Written request. Retype only what runs from the line that contains "Output the text content of this document." through the last line of the listing below, both lines included.

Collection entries
○ ○ ○

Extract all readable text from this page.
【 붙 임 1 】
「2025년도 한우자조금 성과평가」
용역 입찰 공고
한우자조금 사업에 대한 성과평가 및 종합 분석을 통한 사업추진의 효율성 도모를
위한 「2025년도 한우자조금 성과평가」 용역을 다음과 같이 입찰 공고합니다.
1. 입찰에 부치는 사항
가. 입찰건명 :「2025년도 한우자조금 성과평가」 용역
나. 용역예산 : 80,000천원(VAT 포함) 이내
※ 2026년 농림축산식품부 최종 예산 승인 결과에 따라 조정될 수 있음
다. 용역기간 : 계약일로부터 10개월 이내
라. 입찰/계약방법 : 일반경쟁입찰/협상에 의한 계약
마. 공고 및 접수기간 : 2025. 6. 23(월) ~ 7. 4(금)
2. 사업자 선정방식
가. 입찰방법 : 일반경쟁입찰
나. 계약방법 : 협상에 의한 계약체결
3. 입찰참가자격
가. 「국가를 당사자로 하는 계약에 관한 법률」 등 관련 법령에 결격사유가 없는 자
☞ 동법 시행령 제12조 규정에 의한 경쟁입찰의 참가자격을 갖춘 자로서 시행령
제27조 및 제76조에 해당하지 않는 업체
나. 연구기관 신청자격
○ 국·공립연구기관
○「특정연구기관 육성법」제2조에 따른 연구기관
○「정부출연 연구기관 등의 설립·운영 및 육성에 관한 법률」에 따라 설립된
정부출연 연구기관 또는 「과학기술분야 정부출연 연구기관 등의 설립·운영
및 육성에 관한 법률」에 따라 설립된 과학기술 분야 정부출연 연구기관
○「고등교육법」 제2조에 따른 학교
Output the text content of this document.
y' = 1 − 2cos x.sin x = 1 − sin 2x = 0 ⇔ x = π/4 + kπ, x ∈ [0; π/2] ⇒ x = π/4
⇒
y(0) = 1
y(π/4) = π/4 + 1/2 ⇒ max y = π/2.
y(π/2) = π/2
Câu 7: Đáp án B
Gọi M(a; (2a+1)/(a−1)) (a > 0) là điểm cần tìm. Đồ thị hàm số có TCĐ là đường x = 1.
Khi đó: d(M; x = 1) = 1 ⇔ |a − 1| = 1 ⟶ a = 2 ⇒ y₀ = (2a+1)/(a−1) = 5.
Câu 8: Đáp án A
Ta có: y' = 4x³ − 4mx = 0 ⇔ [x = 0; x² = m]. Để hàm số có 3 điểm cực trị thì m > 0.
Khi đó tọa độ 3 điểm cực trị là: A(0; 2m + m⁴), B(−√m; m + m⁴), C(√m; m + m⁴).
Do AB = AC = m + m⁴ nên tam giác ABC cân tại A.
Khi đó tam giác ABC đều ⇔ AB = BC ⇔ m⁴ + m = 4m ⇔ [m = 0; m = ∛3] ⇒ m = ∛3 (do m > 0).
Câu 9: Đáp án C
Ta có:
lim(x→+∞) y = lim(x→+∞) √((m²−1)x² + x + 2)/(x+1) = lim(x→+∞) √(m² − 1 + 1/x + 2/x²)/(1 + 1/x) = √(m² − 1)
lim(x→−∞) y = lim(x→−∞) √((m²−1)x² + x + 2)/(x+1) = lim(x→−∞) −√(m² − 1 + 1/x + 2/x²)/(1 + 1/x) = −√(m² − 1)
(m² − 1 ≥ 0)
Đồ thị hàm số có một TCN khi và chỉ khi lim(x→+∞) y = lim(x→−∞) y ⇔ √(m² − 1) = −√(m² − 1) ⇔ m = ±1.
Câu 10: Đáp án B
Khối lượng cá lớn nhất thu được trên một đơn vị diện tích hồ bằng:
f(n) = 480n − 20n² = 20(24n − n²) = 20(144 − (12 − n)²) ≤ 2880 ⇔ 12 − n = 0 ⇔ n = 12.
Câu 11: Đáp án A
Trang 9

○ ○ ○

Result of the task.
Output the text content of this document.
y' = 1 − 2cos x.sin x = 1 − sin 2x = 0 ⇔ x = π/4 + kπ, x ∈ [0; π/2] ⇒ x = π/4
⇒
y(0) = 1
y(π/4) = π/4 + 1/2 ⇒ max y = π/2.
y(π/2) = π/2
Câu 7: Đáp án B
Gọi M(a; (2a+1)/(a−1)) (a > 0) là điểm cần tìm. Đồ thị hàm số có TCĐ là đường x = 1.
Khi đó: d(M; x = 1) = 1 ⇔ |a − 1| = 1 ⟶ a = 2 ⇒ y₀ = (2a+1)/(a−1) = 5.
Câu 8: Đáp án A
Ta có: y' = 4x³ − 4mx = 0 ⇔ [x = 0; x² = m]. Để hàm số có 3 điểm cực trị thì m > 0.
Khi đó tọa độ 3 điểm cực trị là: A(0; 2m + m⁴), B(−√m; m + m⁴), C(√m; m + m⁴).
Do AB = AC = m + m⁴ nên tam giác ABC cân tại A.
Khi đó tam giác ABC đều ⇔ AB = BC ⇔ m⁴ + m = 4m ⇔ [m = 0; m = ∛3] ⇒ m = ∛3 (do m > 0).
Câu 9: Đáp án C
Ta có:
lim(x→+∞) y = lim(x→+∞) √((m²−1)x² + x + 2)/(x+1) = lim(x→+∞) √(m² − 1 + 1/x + 2/x²)/(1 + 1/x) = √(m² − 1)
lim(x→−∞) y = lim(x→−∞) √((m²−1)x² + x + 2)/(x+1) = lim(x→−∞) −√(m² − 1 + 1/x + 2/x²)/(1 + 1/x) = −√(m² − 1)
(m² − 1 ≥ 0)
Đồ thị hàm số có một TCN khi và chỉ khi lim(x→+∞) y = lim(x→−∞) y ⇔ √(m² − 1) = −√(m² − 1) ⇔ m = ±1.
Câu 10: Đáp án B
Khối lượng cá lớn nhất thu được trên một đơn vị diện tích hồ bằng:
f(n) = 480n − 20n² = 20(24n − n²) = 20(144 − (12 − n)²) ≤ 2880 ⇔ 12 − n = 0 ⇔ n = 12.
Câu 11: Đáp án A
Trang 9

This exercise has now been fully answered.